== Set problem ==
Within the material below, find each line bearing the word "title" and present it.

**** Supplied records ****

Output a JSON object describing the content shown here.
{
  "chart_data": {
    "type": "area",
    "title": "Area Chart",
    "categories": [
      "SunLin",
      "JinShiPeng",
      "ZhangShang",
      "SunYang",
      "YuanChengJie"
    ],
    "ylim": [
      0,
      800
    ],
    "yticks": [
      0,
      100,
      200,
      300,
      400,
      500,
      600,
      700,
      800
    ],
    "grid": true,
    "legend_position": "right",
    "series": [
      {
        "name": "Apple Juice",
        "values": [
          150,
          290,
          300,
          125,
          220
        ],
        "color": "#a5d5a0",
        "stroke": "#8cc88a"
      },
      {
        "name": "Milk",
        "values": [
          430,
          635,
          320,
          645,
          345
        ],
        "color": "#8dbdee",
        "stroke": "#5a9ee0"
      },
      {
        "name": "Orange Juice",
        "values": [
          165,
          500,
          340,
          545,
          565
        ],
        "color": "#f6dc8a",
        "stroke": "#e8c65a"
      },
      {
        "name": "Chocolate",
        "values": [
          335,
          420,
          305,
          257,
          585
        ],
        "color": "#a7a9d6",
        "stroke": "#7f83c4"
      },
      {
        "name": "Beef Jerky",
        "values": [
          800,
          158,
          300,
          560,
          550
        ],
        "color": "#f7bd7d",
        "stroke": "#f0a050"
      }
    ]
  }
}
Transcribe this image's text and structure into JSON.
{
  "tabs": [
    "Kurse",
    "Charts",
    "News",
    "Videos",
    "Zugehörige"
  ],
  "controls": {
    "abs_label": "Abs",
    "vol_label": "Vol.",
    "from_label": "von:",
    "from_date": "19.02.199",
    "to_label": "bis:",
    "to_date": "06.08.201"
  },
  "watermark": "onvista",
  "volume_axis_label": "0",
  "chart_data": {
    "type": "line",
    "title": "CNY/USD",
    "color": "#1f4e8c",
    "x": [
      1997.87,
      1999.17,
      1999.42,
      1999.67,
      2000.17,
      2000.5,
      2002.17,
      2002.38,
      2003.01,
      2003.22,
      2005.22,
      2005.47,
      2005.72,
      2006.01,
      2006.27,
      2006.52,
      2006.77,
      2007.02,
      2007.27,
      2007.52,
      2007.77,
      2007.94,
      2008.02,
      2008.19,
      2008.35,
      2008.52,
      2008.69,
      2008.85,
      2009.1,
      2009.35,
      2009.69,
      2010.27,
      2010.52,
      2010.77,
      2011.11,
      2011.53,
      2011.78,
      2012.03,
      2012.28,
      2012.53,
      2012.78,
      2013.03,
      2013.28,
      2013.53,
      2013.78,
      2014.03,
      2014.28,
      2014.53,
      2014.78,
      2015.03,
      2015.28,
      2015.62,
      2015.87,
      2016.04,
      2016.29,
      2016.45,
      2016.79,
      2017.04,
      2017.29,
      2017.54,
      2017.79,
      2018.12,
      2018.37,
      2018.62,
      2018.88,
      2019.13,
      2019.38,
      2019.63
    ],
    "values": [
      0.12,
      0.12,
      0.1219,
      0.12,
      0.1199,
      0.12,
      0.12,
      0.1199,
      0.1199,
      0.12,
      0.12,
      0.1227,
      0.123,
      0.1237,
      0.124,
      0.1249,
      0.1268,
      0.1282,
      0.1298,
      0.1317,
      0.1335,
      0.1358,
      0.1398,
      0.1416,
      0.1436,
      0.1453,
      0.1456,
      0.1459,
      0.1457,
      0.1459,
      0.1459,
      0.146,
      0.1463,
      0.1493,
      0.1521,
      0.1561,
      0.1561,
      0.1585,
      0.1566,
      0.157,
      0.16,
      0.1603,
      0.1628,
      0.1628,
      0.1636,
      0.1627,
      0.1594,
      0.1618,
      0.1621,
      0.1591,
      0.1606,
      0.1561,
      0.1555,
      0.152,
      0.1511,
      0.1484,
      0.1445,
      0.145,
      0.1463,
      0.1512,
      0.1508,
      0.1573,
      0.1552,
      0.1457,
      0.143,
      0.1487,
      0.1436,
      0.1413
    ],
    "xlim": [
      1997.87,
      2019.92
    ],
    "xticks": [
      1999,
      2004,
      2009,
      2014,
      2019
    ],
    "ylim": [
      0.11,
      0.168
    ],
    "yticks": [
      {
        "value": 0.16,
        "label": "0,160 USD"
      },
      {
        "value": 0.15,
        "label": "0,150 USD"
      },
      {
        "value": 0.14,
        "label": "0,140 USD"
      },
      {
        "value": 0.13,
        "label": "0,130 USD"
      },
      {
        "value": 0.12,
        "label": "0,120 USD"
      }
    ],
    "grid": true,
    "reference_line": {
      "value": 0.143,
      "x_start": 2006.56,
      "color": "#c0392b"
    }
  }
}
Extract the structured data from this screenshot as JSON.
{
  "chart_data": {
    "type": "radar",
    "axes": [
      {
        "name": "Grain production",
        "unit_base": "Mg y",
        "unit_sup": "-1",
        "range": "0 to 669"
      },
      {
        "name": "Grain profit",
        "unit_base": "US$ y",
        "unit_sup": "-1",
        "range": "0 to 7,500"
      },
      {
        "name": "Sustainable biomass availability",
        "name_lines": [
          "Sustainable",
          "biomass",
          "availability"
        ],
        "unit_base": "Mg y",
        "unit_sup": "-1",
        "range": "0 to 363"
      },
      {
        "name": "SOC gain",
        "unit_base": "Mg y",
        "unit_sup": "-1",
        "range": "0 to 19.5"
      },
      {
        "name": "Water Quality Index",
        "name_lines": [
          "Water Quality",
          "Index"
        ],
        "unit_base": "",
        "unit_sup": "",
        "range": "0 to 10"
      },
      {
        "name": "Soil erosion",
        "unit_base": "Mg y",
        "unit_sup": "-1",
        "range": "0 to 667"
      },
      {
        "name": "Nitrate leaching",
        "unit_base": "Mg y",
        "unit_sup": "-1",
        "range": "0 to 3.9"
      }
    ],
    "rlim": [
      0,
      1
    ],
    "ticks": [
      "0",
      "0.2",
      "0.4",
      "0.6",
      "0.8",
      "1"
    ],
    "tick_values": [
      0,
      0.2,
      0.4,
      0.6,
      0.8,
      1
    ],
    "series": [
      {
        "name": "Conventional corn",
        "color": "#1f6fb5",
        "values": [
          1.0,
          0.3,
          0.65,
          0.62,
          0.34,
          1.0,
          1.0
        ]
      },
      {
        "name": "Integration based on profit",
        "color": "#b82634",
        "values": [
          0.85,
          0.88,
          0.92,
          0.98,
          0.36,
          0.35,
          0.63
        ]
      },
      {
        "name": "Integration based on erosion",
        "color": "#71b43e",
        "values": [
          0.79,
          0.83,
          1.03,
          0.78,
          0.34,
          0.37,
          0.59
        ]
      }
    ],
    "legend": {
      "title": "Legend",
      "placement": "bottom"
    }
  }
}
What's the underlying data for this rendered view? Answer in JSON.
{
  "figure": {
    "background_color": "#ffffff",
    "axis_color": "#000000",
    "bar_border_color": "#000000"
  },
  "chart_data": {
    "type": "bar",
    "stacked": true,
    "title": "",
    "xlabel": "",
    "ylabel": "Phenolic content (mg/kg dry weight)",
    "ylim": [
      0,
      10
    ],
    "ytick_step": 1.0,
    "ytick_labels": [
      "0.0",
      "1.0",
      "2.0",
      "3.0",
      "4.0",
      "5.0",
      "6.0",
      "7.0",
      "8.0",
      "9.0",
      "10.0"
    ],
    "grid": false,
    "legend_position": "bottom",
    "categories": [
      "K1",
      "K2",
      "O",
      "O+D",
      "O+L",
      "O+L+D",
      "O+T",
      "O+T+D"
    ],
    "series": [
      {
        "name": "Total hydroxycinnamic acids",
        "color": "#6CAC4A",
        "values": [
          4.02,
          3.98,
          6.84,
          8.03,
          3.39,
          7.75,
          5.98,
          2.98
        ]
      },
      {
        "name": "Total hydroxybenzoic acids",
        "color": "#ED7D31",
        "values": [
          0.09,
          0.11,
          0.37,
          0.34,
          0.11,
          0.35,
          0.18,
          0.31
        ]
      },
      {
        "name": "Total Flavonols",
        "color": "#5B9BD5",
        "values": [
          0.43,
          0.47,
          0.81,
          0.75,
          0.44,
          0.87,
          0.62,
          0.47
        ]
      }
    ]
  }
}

****

== Solution to this problem ==
    "title": "Area Chart",
    "title": "CNY/USD",
      "title": "Legend",
    "title": "",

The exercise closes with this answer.